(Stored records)
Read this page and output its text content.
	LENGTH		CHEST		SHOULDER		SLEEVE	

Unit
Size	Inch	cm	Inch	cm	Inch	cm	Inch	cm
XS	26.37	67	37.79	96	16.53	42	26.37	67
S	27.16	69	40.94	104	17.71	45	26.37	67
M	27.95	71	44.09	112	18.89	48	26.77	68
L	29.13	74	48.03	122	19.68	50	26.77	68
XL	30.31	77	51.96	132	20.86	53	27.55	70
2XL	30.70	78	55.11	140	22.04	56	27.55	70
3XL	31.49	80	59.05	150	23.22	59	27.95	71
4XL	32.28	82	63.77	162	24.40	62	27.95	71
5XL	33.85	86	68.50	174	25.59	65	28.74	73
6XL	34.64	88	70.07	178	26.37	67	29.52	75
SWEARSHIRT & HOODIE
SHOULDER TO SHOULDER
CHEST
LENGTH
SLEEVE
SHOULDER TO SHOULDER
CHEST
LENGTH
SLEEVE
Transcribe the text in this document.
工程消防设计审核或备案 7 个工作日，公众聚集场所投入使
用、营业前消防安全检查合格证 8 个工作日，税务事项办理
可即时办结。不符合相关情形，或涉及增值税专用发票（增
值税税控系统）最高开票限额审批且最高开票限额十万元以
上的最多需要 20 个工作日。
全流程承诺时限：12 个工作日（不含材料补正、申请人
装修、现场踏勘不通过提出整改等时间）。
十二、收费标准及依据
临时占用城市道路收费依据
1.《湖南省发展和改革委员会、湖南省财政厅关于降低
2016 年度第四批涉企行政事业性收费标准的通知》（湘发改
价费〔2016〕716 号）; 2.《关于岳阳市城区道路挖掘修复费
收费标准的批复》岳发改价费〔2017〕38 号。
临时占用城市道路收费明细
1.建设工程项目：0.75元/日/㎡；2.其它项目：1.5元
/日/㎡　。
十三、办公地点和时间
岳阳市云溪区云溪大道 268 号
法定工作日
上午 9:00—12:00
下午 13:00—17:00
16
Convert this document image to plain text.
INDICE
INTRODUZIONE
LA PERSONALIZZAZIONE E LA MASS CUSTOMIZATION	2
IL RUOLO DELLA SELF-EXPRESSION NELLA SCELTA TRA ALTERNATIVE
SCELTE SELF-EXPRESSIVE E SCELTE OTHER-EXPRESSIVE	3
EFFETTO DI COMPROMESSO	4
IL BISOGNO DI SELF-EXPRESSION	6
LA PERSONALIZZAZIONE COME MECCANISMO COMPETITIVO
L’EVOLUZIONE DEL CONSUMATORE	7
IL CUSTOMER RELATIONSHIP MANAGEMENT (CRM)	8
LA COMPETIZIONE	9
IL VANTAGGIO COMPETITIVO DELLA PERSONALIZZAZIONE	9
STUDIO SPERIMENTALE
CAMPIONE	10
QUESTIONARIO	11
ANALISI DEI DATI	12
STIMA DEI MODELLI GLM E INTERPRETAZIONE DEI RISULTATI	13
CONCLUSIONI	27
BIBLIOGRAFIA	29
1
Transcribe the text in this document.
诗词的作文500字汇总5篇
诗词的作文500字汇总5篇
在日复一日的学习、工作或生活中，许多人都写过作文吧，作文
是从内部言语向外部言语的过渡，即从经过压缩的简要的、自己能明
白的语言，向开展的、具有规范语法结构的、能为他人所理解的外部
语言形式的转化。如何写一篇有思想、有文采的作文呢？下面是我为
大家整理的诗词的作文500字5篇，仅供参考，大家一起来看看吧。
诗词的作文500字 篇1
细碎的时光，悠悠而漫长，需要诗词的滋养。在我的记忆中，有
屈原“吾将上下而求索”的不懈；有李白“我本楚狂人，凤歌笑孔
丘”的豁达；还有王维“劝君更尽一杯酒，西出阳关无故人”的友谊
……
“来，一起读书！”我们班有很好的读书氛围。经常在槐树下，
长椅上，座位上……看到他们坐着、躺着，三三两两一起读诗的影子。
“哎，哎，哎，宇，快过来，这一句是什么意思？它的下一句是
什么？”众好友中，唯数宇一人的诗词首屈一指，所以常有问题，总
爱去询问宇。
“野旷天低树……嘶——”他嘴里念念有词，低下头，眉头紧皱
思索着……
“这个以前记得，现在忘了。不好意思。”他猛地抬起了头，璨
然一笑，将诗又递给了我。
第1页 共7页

▶ _Required work_
Each entry above is to be set down again in exactly the same words.

▶ _Answer to the task_
Read this page and output its text content.
	LENGTH		CHEST		SHOULDER		SLEEVE	

Unit
Size	Inch	cm	Inch	cm	Inch	cm	Inch	cm
XS	26.37	67	37.79	96	16.53	42	26.37	67
S	27.16	69	40.94	104	17.71	45	26.37	67
M	27.95	71	44.09	112	18.89	48	26.77	68
L	29.13	74	48.03	122	19.68	50	26.77	68
XL	30.31	77	51.96	132	20.86	53	27.55	70
2XL	30.70	78	55.11	140	22.04	56	27.55	70
3XL	31.49	80	59.05	150	23.22	59	27.95	71
4XL	32.28	82	63.77	162	24.40	62	27.95	71
5XL	33.85	86	68.50	174	25.59	65	28.74	73
6XL	34.64	88	70.07	178	26.37	67	29.52	75
SWEARSHIRT & HOODIE
SHOULDER TO SHOULDER
CHEST
LENGTH
SLEEVE
SHOULDER TO SHOULDER
CHEST
LENGTH
SLEEVE
Transcribe the text in this document.
工程消防设计审核或备案 7 个工作日，公众聚集场所投入使
用、营业前消防安全检查合格证 8 个工作日，税务事项办理
可即时办结。不符合相关情形，或涉及增值税专用发票（增
值税税控系统）最高开票限额审批且最高开票限额十万元以
上的最多需要 20 个工作日。
全流程承诺时限：12 个工作日（不含材料补正、申请人
装修、现场踏勘不通过提出整改等时间）。
十二、收费标准及依据
临时占用城市道路收费依据
1.《湖南省发展和改革委员会、湖南省财政厅关于降低
2016 年度第四批涉企行政事业性收费标准的通知》（湘发改
价费〔2016〕716 号）; 2.《关于岳阳市城区道路挖掘修复费
收费标准的批复》岳发改价费〔2017〕38 号。
临时占用城市道路收费明细
1.建设工程项目：0.75元/日/㎡；2.其它项目：1.5元
/日/㎡　。
十三、办公地点和时间
岳阳市云溪区云溪大道 268 号
法定工作日
上午 9:00—12:00
下午 13:00—17:00
16
Convert this document image to plain text.
INDICE
INTRODUZIONE
LA PERSONALIZZAZIONE E LA MASS CUSTOMIZATION	2
IL RUOLO DELLA SELF-EXPRESSION NELLA SCELTA TRA ALTERNATIVE
SCELTE SELF-EXPRESSIVE E SCELTE OTHER-EXPRESSIVE	3
EFFETTO DI COMPROMESSO	4
IL BISOGNO DI SELF-EXPRESSION	6
LA PERSONALIZZAZIONE COME MECCANISMO COMPETITIVO
L’EVOLUZIONE DEL CONSUMATORE	7
IL CUSTOMER RELATIONSHIP MANAGEMENT (CRM)	8
LA COMPETIZIONE	9
IL VANTAGGIO COMPETITIVO DELLA PERSONALIZZAZIONE	9
STUDIO SPERIMENTALE
CAMPIONE	10
QUESTIONARIO	11
ANALISI DEI DATI	12
STIMA DEI MODELLI GLM E INTERPRETAZIONE DEI RISULTATI	13
CONCLUSIONI	27
BIBLIOGRAFIA	29
1
Transcribe the text in this document.
诗词的作文500字汇总5篇
诗词的作文500字汇总5篇
在日复一日的学习、工作或生活中，许多人都写过作文吧，作文
是从内部言语向外部言语的过渡，即从经过压缩的简要的、自己能明
白的语言，向开展的、具有规范语法结构的、能为他人所理解的外部
语言形式的转化。如何写一篇有思想、有文采的作文呢？下面是我为
大家整理的诗词的作文500字5篇，仅供参考，大家一起来看看吧。
诗词的作文500字 篇1
细碎的时光，悠悠而漫长，需要诗词的滋养。在我的记忆中，有
屈原“吾将上下而求索”的不懈；有李白“我本楚狂人，凤歌笑孔
丘”的豁达；还有王维“劝君更尽一杯酒，西出阳关无故人”的友谊
……
“来，一起读书！”我们班有很好的读书氛围。经常在槐树下，
长椅上，座位上……看到他们坐着、躺着，三三两两一起读诗的影子。
“哎，哎，哎，宇，快过来，这一句是什么意思？它的下一句是
什么？”众好友中，唯数宇一人的诗词首屈一指，所以常有问题，总
爱去询问宇。
“野旷天低树……嘶——”他嘴里念念有词，低下头，眉头紧皱
思索着……
“这个以前记得，现在忘了。不好意思。”他猛地抬起了头，璨
然一笑，将诗又递给了我。
第1页 共7页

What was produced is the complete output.